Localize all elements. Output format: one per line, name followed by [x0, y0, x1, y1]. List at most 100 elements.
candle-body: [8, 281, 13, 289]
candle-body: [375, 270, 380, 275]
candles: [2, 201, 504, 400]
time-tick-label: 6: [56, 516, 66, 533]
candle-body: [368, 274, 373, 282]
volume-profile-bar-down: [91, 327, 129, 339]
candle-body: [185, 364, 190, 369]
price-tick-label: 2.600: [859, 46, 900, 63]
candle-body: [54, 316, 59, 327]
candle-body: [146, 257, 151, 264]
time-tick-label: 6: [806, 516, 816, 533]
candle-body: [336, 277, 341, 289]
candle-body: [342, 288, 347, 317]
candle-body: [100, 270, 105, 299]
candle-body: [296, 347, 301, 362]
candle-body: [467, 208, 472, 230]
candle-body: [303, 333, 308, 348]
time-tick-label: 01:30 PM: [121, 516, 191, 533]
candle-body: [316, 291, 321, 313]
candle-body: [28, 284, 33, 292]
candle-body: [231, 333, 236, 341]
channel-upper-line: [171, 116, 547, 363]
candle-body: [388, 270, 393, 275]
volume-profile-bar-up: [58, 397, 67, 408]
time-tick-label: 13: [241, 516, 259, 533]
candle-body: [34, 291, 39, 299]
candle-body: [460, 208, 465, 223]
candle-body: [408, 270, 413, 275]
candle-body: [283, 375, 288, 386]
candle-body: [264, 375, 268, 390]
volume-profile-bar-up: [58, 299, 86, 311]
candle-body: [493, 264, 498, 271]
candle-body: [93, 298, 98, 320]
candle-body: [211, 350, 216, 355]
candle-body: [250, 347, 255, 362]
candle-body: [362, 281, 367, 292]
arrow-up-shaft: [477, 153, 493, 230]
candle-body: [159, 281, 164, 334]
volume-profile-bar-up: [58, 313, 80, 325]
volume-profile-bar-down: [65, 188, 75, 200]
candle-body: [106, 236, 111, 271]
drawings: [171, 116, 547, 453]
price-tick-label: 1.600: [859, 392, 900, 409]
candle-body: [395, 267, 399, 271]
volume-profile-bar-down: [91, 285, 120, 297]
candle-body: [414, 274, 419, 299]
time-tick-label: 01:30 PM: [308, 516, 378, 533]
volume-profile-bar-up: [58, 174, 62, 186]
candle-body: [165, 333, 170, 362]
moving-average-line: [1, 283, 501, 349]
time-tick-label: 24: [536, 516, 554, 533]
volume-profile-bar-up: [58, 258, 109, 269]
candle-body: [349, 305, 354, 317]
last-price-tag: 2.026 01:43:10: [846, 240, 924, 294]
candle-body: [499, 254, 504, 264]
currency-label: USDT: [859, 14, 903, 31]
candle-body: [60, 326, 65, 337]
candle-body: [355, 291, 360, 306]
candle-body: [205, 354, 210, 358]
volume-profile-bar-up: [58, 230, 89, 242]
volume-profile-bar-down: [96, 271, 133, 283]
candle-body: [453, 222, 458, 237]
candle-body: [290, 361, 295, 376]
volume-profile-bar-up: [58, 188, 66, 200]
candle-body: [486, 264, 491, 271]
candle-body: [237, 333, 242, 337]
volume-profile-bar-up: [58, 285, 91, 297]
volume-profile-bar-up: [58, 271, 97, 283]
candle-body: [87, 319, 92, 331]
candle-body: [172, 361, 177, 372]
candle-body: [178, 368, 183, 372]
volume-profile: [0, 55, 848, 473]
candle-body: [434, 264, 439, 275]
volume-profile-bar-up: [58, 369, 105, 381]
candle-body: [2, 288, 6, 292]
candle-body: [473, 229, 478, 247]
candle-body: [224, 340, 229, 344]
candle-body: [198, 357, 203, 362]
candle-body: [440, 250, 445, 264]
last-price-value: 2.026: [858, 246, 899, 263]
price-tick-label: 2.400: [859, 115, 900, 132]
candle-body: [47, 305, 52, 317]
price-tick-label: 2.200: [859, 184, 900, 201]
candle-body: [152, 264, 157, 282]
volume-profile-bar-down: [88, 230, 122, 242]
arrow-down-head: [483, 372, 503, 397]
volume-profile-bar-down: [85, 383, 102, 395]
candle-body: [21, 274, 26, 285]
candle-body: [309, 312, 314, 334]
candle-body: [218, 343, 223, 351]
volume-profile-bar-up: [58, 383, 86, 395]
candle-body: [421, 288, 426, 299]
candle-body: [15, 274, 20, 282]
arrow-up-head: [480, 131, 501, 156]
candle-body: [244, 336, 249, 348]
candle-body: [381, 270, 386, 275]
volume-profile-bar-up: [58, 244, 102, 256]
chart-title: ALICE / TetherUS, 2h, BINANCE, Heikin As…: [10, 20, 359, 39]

== == ==

STATED GOAL
Copy word for word everything from the start of the records down to the line that contains "time-tick-label: 13: [241, 516, 259, 533]", including that line.

FINISHED ANSWER
Localize all elements. Output format: one per line, name followed by [x0, y0, x1, y1]. List at most 100 elements.
candle-body: [8, 281, 13, 289]
candle-body: [375, 270, 380, 275]
candles: [2, 201, 504, 400]
time-tick-label: 6: [56, 516, 66, 533]
candle-body: [368, 274, 373, 282]
volume-profile-bar-down: [91, 327, 129, 339]
candle-body: [185, 364, 190, 369]
price-tick-label: 2.600: [859, 46, 900, 63]
candle-body: [54, 316, 59, 327]
candle-body: [146, 257, 151, 264]
time-tick-label: 6: [806, 516, 816, 533]
candle-body: [336, 277, 341, 289]
candle-body: [342, 288, 347, 317]
candle-body: [100, 270, 105, 299]
candle-body: [296, 347, 301, 362]
candle-body: [467, 208, 472, 230]
candle-body: [303, 333, 308, 348]
time-tick-label: 01:30 PM: [121, 516, 191, 533]
candle-body: [316, 291, 321, 313]
candle-body: [28, 284, 33, 292]
candle-body: [231, 333, 236, 341]
channel-upper-line: [171, 116, 547, 363]
candle-body: [388, 270, 393, 275]
volume-profile-bar-up: [58, 397, 67, 408]
time-tick-label: 13: [241, 516, 259, 533]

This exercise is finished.